§ Stated problem
Produce the listing below again, exactly as shown.
** Start Information provided **
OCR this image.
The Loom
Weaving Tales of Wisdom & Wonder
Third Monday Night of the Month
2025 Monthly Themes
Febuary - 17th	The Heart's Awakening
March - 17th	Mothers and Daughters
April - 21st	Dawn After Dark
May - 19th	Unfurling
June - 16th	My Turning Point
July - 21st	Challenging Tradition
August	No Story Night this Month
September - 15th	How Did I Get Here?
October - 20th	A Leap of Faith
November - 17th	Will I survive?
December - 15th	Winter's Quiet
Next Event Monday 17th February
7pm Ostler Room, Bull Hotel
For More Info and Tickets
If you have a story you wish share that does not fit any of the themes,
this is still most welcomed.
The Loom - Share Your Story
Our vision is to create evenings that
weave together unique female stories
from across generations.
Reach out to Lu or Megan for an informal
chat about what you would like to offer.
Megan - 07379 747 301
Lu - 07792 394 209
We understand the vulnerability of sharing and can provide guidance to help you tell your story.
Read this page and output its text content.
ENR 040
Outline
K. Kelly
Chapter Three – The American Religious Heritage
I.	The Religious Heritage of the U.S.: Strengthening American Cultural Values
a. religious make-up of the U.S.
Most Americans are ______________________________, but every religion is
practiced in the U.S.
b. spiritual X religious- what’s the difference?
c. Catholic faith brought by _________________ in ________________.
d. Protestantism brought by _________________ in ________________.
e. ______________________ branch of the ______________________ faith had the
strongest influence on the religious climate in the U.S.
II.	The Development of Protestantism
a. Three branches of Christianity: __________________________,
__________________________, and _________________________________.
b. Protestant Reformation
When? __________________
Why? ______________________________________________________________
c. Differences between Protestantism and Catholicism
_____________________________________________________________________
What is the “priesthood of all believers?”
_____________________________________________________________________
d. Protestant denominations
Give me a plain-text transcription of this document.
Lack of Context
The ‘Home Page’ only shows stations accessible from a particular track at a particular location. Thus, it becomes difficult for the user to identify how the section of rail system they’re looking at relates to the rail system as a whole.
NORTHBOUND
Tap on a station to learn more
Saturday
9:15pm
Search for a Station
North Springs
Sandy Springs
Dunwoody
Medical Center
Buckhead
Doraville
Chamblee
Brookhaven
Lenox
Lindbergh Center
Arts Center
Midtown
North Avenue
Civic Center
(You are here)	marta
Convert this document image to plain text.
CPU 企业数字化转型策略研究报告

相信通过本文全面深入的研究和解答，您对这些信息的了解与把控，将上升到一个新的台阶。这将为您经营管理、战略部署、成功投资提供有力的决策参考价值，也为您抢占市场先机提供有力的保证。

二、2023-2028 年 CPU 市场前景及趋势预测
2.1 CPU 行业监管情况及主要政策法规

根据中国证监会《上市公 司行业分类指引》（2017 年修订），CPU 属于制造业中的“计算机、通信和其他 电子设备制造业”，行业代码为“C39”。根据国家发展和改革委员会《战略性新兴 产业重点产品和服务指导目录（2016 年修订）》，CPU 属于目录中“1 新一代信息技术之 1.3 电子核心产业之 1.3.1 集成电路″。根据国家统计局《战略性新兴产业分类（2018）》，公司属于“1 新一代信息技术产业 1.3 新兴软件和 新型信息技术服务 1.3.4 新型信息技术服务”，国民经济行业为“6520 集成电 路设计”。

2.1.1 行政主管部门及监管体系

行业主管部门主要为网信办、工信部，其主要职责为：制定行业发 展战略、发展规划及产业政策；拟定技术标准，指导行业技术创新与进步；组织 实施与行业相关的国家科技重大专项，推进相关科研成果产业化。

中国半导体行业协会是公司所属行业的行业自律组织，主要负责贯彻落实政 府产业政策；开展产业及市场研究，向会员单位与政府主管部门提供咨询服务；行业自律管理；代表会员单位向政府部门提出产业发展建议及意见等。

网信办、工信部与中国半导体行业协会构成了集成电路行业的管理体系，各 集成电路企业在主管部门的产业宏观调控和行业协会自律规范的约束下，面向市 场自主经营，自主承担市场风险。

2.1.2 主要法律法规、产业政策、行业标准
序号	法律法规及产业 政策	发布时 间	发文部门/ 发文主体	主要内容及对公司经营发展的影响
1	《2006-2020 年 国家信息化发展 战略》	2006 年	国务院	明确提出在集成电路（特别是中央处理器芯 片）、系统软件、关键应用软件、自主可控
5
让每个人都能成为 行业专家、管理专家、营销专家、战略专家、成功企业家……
** End Information provided **
§ Completed exercise
OCR this image.
The Loom
Weaving Tales of Wisdom & Wonder
Third Monday Night of the Month
2025 Monthly Themes
Febuary - 17th	The Heart's Awakening
March - 17th	Mothers and Daughters
April - 21st	Dawn After Dark
May - 19th	Unfurling
June - 16th	My Turning Point
July - 21st	Challenging Tradition
August	No Story Night this Month
September - 15th	How Did I Get Here?
October - 20th	A Leap of Faith
November - 17th	Will I survive?
December - 15th	Winter's Quiet
Next Event Monday 17th February
7pm Ostler Room, Bull Hotel
For More Info and Tickets
If you have a story you wish share that does not fit any of the themes,
this is still most welcomed.
The Loom - Share Your Story
Our vision is to create evenings that
weave together unique female stories
from across generations.
Reach out to Lu or Megan for an informal
chat about what you would like to offer.
Megan - 07379 747 301
Lu - 07792 394 209
We understand the vulnerability of sharing and can provide guidance to help you tell your story.
Read this page and output its text content.
ENR 040
Outline
K. Kelly
Chapter Three – The American Religious Heritage
I.	The Religious Heritage of the U.S.: Strengthening American Cultural Values
a. religious make-up of the U.S.
Most Americans are ______________________________, but every religion is
practiced in the U.S.
b. spiritual X religious- what’s the difference?
c. Catholic faith brought by _________________ in ________________.
d. Protestantism brought by _________________ in ________________.
e. ______________________ branch of the ______________________ faith had the
strongest influence on the religious climate in the U.S.
II.	The Development of Protestantism
a. Three branches of Christianity: __________________________,
__________________________, and _________________________________.
b. Protestant Reformation
When? __________________
Why? ______________________________________________________________
c. Differences between Protestantism and Catholicism
_____________________________________________________________________
What is the “priesthood of all believers?”
_____________________________________________________________________
d. Protestant denominations
Give me a plain-text transcription of this document.
Lack of Context
The ‘Home Page’ only shows stations accessible from a particular track at a particular location. Thus, it becomes difficult for the user to identify how the section of rail system they’re looking at relates to the rail system as a whole.
NORTHBOUND
Tap on a station to learn more
Saturday
9:15pm
Search for a Station
North Springs
Sandy Springs
Dunwoody
Medical Center
Buckhead
Doraville
Chamblee
Brookhaven
Lenox
Lindbergh Center
Arts Center
Midtown
North Avenue
Civic Center
(You are here)	marta
Convert this document image to plain text.
CPU 企业数字化转型策略研究报告

相信通过本文全面深入的研究和解答，您对这些信息的了解与把控，将上升到一个新的台阶。这将为您经营管理、战略部署、成功投资提供有力的决策参考价值，也为您抢占市场先机提供有力的保证。

二、2023-2028 年 CPU 市场前景及趋势预测
2.1 CPU 行业监管情况及主要政策法规

根据中国证监会《上市公 司行业分类指引》（2017 年修订），CPU 属于制造业中的“计算机、通信和其他 电子设备制造业”，行业代码为“C39”。根据国家发展和改革委员会《战略性新兴 产业重点产品和服务指导目录（2016 年修订）》，CPU 属于目录中“1 新一代信息技术之 1.3 电子核心产业之 1.3.1 集成电路″。根据国家统计局《战略性新兴产业分类（2018）》，公司属于“1 新一代信息技术产业 1.3 新兴软件和 新型信息技术服务 1.3.4 新型信息技术服务”，国民经济行业为“6520 集成电 路设计”。

2.1.1 行政主管部门及监管体系

行业主管部门主要为网信办、工信部，其主要职责为：制定行业发 展战略、发展规划及产业政策；拟定技术标准，指导行业技术创新与进步；组织 实施与行业相关的国家科技重大专项，推进相关科研成果产业化。

中国半导体行业协会是公司所属行业的行业自律组织，主要负责贯彻落实政 府产业政策；开展产业及市场研究，向会员单位与政府主管部门提供咨询服务；行业自律管理；代表会员单位向政府部门提出产业发展建议及意见等。

网信办、工信部与中国半导体行业协会构成了集成电路行业的管理体系，各 集成电路企业在主管部门的产业宏观调控和行业协会自律规范的约束下，面向市 场自主经营，自主承担市场风险。

2.1.2 主要法律法规、产业政策、行业标准
序号	法律法规及产业 政策	发布时 间	发文部门/ 发文主体	主要内容及对公司经营发展的影响
1	《2006-2020 年 国家信息化发展 战略》	2006 年	国务院	明确提出在集成电路（特别是中央处理器芯 片）、系统软件、关键应用软件、自主可控
5
让每个人都能成为 行业专家、管理专家、营销专家、战略专家、成功企业家……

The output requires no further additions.